As employers, it is important to understand what needs to be provided to allow an individual to succeed in their role and support them accordingly. Equity in the workplace means treating everyone fairly whilst recognising that everyone is not the same. Ensuring that you have a diverse leadership team is key – this isn’t a tick-box exercise where you have selected a stereotypical representation from a range of people that live in the same area, had a similar education and eat in the same restaurants! Instead, it’s about being aware of unconscious bias, educating yourself and your team, creating more inclusive workplace policies, and instilling diversity into your recruitment process. Real leadership starts with being prepared to be flexible and open-minded.
Women are prone to suffer from imposter syndrome and a lack of confidence. My advice, and hard as it may seem, is to try not to worry about what other people may think. Having a mentor or trusted sounding board to help and support you throughout your career is invaluable. As is being true to yourself and your values.

#### [DATA]
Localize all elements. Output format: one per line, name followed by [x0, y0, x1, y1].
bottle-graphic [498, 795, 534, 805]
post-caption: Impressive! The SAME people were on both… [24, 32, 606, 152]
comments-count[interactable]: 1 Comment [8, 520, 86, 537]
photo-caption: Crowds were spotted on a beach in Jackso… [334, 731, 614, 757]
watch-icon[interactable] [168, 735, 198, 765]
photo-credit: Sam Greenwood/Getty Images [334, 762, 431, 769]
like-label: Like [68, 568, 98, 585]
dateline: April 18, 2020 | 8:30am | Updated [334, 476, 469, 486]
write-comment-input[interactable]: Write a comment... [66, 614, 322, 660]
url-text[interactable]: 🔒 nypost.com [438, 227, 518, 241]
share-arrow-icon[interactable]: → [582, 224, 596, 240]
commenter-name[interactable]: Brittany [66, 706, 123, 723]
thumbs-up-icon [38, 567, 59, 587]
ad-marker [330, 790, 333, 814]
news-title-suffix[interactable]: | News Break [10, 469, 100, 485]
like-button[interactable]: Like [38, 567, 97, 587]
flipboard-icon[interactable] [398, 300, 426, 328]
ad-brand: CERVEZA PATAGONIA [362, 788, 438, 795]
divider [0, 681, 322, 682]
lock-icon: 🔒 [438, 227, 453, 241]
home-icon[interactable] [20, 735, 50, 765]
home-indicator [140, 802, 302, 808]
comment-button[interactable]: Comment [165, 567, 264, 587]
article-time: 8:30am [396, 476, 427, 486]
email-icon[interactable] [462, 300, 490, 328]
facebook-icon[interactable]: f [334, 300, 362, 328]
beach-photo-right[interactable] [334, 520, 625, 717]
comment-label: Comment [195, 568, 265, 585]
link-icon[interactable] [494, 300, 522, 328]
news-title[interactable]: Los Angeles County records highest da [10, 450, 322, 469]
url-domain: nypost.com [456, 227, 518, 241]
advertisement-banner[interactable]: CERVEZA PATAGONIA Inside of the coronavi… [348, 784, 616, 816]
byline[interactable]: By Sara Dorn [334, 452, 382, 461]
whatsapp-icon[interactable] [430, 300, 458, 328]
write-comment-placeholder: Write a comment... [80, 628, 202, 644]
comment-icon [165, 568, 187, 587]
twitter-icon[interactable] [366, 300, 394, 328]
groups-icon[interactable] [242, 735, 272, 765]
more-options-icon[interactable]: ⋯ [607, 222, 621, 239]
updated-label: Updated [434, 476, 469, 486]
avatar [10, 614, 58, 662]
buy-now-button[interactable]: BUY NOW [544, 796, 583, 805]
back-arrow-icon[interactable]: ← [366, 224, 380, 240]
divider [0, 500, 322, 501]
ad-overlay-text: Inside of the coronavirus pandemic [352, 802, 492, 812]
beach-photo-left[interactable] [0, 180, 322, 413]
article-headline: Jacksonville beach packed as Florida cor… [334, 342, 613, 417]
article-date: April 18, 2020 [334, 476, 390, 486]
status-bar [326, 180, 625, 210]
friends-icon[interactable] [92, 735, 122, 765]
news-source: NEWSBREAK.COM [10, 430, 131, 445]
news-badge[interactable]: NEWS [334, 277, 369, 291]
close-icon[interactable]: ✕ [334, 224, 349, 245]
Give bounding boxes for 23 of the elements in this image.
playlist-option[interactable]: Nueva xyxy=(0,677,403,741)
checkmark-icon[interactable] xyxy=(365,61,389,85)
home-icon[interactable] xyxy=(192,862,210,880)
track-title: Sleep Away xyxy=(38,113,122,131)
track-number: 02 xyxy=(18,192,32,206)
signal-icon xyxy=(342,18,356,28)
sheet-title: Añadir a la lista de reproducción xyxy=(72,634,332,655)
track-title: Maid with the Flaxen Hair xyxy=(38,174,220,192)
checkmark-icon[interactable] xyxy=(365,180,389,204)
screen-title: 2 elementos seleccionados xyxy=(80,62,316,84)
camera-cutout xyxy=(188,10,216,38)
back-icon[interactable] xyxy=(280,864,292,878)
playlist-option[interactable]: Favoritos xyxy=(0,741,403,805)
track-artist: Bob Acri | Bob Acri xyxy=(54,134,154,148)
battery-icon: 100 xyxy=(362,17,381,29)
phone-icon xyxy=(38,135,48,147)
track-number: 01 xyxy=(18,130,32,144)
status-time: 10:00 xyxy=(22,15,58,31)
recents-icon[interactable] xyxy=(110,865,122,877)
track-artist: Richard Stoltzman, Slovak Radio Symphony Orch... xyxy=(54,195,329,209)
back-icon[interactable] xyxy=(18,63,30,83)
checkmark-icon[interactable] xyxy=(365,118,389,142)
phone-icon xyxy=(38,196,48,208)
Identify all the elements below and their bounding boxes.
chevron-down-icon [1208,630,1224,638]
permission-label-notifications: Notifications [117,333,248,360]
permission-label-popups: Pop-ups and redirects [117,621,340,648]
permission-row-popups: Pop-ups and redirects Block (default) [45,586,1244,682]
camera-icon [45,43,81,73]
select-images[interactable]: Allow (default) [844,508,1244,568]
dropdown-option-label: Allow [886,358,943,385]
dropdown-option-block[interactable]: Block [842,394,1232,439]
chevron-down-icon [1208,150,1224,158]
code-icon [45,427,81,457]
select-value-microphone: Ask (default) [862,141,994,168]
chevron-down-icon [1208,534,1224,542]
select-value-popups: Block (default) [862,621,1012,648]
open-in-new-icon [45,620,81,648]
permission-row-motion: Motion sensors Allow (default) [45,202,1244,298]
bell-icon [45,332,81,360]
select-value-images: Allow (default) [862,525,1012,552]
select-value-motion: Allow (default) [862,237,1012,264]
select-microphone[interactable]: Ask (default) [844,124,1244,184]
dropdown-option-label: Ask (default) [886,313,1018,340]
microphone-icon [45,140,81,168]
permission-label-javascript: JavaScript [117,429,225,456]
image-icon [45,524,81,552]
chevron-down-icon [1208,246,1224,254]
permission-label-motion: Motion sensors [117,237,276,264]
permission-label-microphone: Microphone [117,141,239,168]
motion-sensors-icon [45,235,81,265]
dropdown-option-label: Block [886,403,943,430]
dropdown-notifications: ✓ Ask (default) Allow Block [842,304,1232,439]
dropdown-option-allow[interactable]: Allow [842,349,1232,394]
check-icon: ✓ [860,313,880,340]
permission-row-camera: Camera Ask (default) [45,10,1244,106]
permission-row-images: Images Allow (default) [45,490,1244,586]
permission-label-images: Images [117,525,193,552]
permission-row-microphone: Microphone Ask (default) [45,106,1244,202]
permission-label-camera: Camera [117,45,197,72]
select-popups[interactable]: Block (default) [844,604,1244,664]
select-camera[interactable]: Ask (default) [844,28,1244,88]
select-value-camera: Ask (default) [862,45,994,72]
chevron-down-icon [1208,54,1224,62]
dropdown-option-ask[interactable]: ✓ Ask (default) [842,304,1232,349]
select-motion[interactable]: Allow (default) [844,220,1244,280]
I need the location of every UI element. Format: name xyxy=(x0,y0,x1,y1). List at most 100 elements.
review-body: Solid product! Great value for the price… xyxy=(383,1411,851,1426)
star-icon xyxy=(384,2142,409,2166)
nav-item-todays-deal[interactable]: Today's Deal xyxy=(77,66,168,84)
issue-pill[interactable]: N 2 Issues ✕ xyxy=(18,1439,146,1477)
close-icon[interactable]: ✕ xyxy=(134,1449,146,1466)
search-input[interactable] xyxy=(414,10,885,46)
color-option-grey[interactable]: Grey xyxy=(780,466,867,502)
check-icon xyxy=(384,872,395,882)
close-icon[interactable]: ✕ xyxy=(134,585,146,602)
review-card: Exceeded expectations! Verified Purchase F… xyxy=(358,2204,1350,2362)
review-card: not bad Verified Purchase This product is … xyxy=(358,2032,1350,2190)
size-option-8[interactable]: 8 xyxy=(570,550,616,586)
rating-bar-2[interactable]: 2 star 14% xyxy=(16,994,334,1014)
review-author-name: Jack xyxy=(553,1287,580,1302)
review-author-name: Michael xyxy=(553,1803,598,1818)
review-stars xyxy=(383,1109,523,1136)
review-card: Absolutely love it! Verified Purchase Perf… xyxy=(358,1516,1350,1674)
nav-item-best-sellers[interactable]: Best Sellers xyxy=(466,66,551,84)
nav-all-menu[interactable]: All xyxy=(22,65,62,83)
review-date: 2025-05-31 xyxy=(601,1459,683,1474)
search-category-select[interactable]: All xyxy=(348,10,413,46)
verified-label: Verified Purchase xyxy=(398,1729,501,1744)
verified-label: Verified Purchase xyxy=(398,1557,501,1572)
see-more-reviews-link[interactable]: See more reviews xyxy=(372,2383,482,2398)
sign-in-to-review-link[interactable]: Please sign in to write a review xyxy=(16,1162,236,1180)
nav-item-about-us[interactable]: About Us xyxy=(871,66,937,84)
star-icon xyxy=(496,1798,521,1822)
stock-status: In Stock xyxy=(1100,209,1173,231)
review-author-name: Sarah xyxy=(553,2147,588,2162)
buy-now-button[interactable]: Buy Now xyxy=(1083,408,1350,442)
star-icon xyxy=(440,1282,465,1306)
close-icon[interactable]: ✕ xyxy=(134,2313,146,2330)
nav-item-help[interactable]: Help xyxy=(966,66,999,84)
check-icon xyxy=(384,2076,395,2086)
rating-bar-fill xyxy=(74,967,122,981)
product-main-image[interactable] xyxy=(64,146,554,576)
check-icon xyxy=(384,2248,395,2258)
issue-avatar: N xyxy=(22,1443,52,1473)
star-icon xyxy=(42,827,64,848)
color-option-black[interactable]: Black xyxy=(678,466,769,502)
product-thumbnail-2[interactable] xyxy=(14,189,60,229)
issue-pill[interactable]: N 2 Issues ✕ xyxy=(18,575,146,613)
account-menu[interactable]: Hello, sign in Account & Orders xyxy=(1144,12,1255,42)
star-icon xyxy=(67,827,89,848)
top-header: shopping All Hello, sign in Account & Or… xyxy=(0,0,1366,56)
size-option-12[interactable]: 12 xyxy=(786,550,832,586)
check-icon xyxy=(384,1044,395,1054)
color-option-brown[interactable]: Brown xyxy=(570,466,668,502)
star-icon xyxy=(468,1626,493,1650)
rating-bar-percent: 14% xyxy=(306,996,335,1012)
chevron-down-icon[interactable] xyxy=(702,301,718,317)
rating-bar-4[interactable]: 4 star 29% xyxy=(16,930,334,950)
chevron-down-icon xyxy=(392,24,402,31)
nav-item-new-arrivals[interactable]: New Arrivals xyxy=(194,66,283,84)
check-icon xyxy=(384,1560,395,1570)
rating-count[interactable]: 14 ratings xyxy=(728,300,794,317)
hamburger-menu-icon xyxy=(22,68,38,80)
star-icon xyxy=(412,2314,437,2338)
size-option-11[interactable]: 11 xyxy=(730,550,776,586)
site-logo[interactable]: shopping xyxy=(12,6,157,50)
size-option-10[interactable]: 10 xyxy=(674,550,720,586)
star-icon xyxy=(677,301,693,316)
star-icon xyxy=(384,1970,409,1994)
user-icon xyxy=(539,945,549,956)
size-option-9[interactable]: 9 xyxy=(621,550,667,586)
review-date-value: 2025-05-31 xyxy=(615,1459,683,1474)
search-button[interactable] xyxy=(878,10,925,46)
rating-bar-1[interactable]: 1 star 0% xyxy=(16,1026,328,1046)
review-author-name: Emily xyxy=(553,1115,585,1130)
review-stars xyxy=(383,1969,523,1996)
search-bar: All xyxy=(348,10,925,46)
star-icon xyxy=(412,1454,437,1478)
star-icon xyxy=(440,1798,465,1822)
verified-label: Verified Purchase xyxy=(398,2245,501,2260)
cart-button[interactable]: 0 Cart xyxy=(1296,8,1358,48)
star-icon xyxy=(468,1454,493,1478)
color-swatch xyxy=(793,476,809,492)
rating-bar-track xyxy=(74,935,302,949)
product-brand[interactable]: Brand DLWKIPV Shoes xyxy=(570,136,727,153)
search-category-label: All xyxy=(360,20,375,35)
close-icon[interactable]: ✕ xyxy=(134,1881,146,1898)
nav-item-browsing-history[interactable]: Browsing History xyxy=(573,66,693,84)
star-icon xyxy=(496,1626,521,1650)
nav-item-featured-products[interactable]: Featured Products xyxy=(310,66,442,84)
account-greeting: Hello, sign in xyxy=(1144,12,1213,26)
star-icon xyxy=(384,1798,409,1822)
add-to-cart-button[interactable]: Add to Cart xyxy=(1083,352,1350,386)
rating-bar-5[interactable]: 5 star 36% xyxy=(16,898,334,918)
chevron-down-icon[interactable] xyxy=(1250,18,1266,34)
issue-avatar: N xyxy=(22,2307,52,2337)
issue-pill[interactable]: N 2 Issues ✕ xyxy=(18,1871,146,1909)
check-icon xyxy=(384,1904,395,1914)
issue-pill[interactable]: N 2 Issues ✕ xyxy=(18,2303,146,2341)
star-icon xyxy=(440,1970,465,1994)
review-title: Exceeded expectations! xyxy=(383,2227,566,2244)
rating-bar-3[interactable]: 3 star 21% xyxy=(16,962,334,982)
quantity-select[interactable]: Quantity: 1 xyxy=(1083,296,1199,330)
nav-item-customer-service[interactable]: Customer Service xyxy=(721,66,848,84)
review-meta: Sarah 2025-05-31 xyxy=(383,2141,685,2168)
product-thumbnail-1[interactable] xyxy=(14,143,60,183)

#### [WHAT TO PRODUCE]
In the text on workplace equity, what does equity in the workplace mean?

#### [SOLUTION]
Treating everyone fairly while recognizing that everyone is not the same.